--- Dataset extract ---
•••

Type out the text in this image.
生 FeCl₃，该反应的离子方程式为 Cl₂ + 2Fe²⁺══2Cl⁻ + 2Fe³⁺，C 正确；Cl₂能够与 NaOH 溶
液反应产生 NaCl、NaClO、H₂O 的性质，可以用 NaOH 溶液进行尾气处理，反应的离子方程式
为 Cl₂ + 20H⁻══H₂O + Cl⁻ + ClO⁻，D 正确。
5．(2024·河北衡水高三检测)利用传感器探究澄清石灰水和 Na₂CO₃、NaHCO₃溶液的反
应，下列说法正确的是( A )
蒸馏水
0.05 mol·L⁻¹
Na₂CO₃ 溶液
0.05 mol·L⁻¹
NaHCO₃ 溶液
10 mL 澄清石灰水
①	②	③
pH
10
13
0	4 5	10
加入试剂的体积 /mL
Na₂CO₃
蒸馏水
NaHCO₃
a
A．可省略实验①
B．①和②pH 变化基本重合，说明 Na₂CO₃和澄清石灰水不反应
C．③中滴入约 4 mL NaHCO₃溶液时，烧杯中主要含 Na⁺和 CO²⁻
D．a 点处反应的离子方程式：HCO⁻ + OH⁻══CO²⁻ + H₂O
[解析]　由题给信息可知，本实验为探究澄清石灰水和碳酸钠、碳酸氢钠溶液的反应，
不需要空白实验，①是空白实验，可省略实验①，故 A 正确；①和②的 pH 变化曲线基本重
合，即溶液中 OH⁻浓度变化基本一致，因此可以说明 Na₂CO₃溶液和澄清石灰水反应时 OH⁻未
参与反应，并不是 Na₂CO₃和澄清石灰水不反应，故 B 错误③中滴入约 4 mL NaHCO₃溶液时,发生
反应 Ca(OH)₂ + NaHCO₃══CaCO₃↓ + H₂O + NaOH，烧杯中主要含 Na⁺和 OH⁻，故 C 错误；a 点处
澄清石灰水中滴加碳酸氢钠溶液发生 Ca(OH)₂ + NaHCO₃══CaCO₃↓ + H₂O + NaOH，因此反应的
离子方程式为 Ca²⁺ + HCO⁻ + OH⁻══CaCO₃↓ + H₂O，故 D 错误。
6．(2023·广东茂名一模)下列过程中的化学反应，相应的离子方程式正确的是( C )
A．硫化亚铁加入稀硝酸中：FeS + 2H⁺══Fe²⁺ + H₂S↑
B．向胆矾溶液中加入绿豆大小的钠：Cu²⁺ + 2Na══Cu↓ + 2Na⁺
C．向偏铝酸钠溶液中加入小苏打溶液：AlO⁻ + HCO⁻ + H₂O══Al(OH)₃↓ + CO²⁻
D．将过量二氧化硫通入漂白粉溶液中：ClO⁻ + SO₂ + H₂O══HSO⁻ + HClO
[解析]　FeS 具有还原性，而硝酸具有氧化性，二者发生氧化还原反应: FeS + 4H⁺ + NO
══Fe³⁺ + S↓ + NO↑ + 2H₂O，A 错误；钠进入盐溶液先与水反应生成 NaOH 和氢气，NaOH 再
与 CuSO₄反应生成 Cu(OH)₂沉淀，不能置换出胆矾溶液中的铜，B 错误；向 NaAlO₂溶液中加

•••

--- Task ---
Report how many lines contain "NaHCO₃溶液时". Give nothing but the number.

--- Exercise answer ---
2